● **Directive**
Without the pictures, write out all the lines below exactly as they appear.

┏━━

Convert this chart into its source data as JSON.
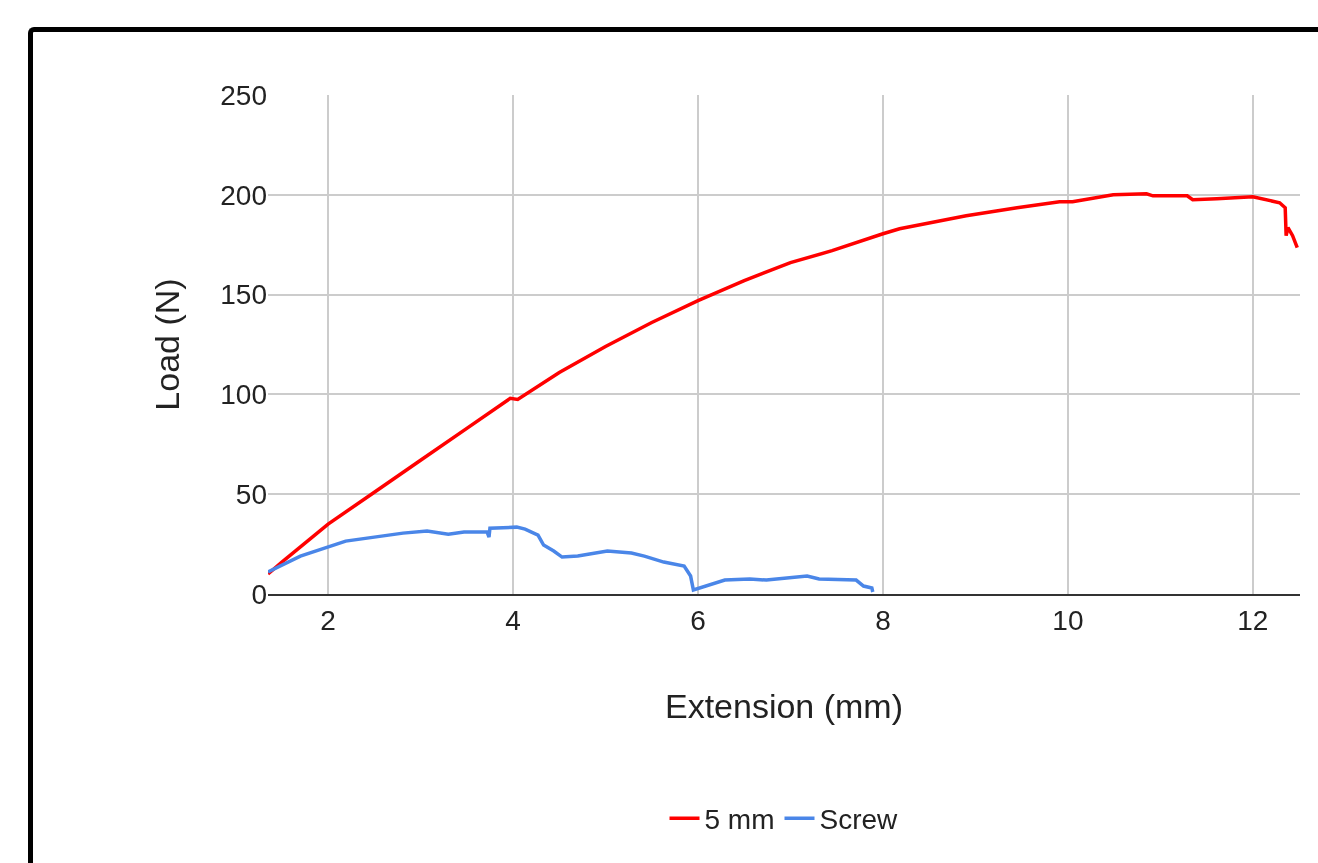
{
  "chart_data": {
    "type": "line",
    "xlabel": "Extension (mm)",
    "ylabel": "Load (N)",
    "xlim": [
      1.35,
      12.51
    ],
    "xticks": [
      2,
      4,
      6,
      8,
      10,
      12
    ],
    "ylim": [
      0,
      250
    ],
    "yticks": [
      0,
      50,
      100,
      150,
      200,
      250
    ],
    "grid": true,
    "legend": "bottom",
    "marker": "none",
    "line_style": "solid",
    "series": [
      {
        "name": "5 mm",
        "color": "#ff0000",
        "x": [
          1.35,
          1.5,
          2,
          2.5,
          3,
          3.5,
          3.97,
          4.05,
          4.5,
          5,
          5.5,
          6,
          6.5,
          7,
          7.45,
          8,
          8.18,
          8.9,
          9.45,
          9.91,
          10.05,
          10.49,
          10.85,
          10.92,
          11.29,
          11.35,
          11.61,
          12,
          12.29,
          12.35,
          12.36,
          12.38,
          12.43,
          12.48
        ],
        "values": [
          10,
          16,
          35,
          51,
          67,
          83,
          98,
          97.5,
          111,
          124,
          136,
          147,
          157,
          166,
          172,
          180.5,
          183,
          189.5,
          193.5,
          196.5,
          196.5,
          200,
          200.5,
          199.5,
          199.5,
          197.5,
          198,
          199,
          196,
          193.5,
          179.5,
          183.5,
          179.5,
          173.5
        ]
      },
      {
        "name": "Screw",
        "color": "#4a86e8",
        "x": [
          1.35,
          1.7,
          2.19,
          2.81,
          3.07,
          3.3,
          3.47,
          3.72,
          3.74,
          3.75,
          4.04,
          4.13,
          4.27,
          4.33,
          4.44,
          4.53,
          4.7,
          5.02,
          5.28,
          5.42,
          5.63,
          5.85,
          5.92,
          5.95,
          6.29,
          6.56,
          6.74,
          7.18,
          7.31,
          7.71,
          7.79,
          7.88,
          7.89
        ],
        "values": [
          11,
          19,
          26.5,
          30.5,
          31.5,
          30,
          31,
          31,
          28.5,
          33,
          33.5,
          32.5,
          29.5,
          24.5,
          21.5,
          18.5,
          19,
          21.5,
          20.5,
          19,
          16,
          14,
          9,
          2,
          7,
          7.5,
          7,
          9,
          7.5,
          7,
          4,
          3,
          1
        ]
      }
    ]
  }
}
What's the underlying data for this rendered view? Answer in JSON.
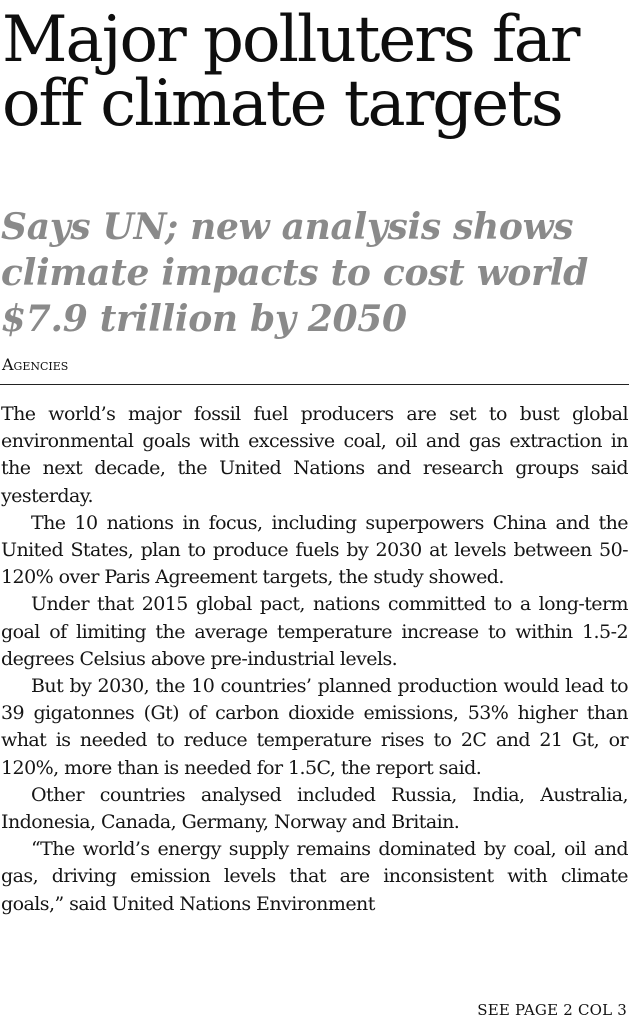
{
  "headline": "Major polluters far off climate targets",
  "subheadline": "Says UN; new analysis shows climate impacts to cost world $7.9 trillion by 2050",
  "byline": "Agencies",
  "paragraphs": [
    "The world’s major fossil fuel producers are set to bust global environmental goals with excessive coal, oil and gas extraction in the next decade, the United Nations and research groups said yesterday.",
    "The 10 nations in focus, including superpowers China and the United States, plan to produce fuels by 2030 at levels between 50-120% over Paris Agreement targets, the study showed.",
    "Under that 2015 global pact, nations committed to a long-term goal of limiting the average temperature increase to within 1.5-2 degrees Celsius above pre-industrial levels.",
    "But by 2030, the 10 countries’ planned production would lead to 39 gigatonnes (Gt) of carbon dioxide emissions, 53% higher than what is needed to reduce temperature rises to 2C and 21 Gt, or 120%, more than is needed for 1.5C, the report said.",
    "Other countries analysed included Russia, India, Australia, Indonesia, Canada, Germany, Norway and Britain.",
    "“The world’s energy supply remains dominated by coal, oil and gas, driving emission levels that are inconsistent with climate goals,” said United Nations Environment"
  ],
  "jump_line": "SEE PAGE 2 COL 3"
}
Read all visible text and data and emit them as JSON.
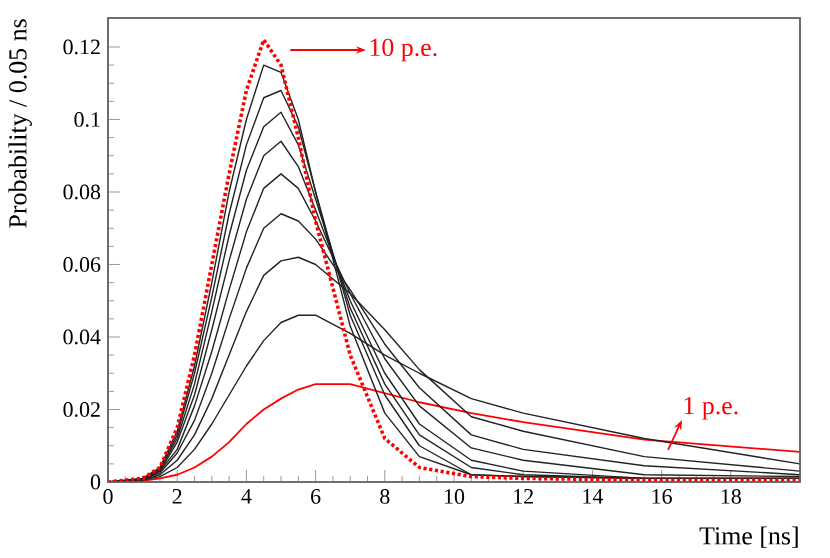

┗━━

● **Reply**
Convert this chart into its source data as JSON.
{
  "chart_data": {
    "type": "line",
    "xlabel": "Extension (mm)",
    "ylabel": "Load (N)",
    "xlim": [
      1.35,
      12.51
    ],
    "xticks": [
      2,
      4,
      6,
      8,
      10,
      12
    ],
    "ylim": [
      0,
      250
    ],
    "yticks": [
      0,
      50,
      100,
      150,
      200,
      250
    ],
    "grid": true,
    "legend": "bottom",
    "marker": "none",
    "line_style": "solid",
    "series": [
      {
        "name": "5 mm",
        "color": "#ff0000",
        "x": [
          1.35,
          1.5,
          2,
          2.5,
          3,
          3.5,
          3.97,
          4.05,
          4.5,
          5,
          5.5,
          6,
          6.5,
          7,
          7.45,
          8,
          8.18,
          8.9,
          9.45,
          9.91,
          10.05,
          10.49,
          10.85,
          10.92,
          11.29,
          11.35,
          11.61,
          12,
          12.29,
          12.35,
          12.36,
          12.38,
          12.43,
          12.48
        ],
        "values": [
          10,
          16,
          35,
          51,
          67,
          83,
          98,
          97.5,
          111,
          124,
          136,
          147,
          157,
          166,
          172,
          180.5,
          183,
          189.5,
          193.5,
          196.5,
          196.5,
          200,
          200.5,
          199.5,
          199.5,
          197.5,
          198,
          199,
          196,
          193.5,
          179.5,
          183.5,
          179.5,
          173.5
        ]
      },
      {
        "name": "Screw",
        "color": "#4a86e8",
        "x": [
          1.35,
          1.7,
          2.19,
          2.81,
          3.07,
          3.3,
          3.47,
          3.72,
          3.74,
          3.75,
          4.04,
          4.13,
          4.27,
          4.33,
          4.44,
          4.53,
          4.7,
          5.02,
          5.28,
          5.42,
          5.63,
          5.85,
          5.92,
          5.95,
          6.29,
          6.56,
          6.74,
          7.18,
          7.31,
          7.71,
          7.79,
          7.88,
          7.89
        ],
        "values": [
          11,
          19,
          26.5,
          30.5,
          31.5,
          30,
          31,
          31,
          28.5,
          33,
          33.5,
          32.5,
          29.5,
          24.5,
          21.5,
          18.5,
          19,
          21.5,
          20.5,
          19,
          16,
          14,
          9,
          2,
          7,
          7.5,
          7,
          9,
          7.5,
          7,
          4,
          3,
          1
        ]
      }
    ]
  }
}
What's the underlying data for this rendered view? Answer in JSON.
{
  "headline": "Major polluters far off climate targets",
  "subheadline": "Says UN; new analysis shows climate impacts to cost world $7.9 trillion by 2050",
  "byline": "Agencies",
  "paragraphs": [
    "The world’s major fossil fuel producers are set to bust global environmental goals with excessive coal, oil and gas extraction in the next decade, the United Nations and research groups said yesterday.",
    "The 10 nations in focus, including superpowers China and the United States, plan to produce fuels by 2030 at levels between 50-120% over Paris Agreement targets, the study showed.",
    "Under that 2015 global pact, nations committed to a long-term goal of limiting the average temperature increase to within 1.5-2 degrees Celsius above pre-industrial levels.",
    "But by 2030, the 10 countries’ planned production would lead to 39 gigatonnes (Gt) of carbon dioxide emissions, 53% higher than what is needed to reduce temperature rises to 2C and 21 Gt, or 120%, more than is needed for 1.5C, the report said.",
    "Other countries analysed included Russia, India, Australia, Indonesia, Canada, Germany, Norway and Britain.",
    "“The world’s energy supply remains dominated by coal, oil and gas, driving emission levels that are inconsistent with climate goals,” said United Nations Environment"
  ],
  "jump_line": "SEE PAGE 2 COL 3"
}
Read all visible text and data and emit them as JSON.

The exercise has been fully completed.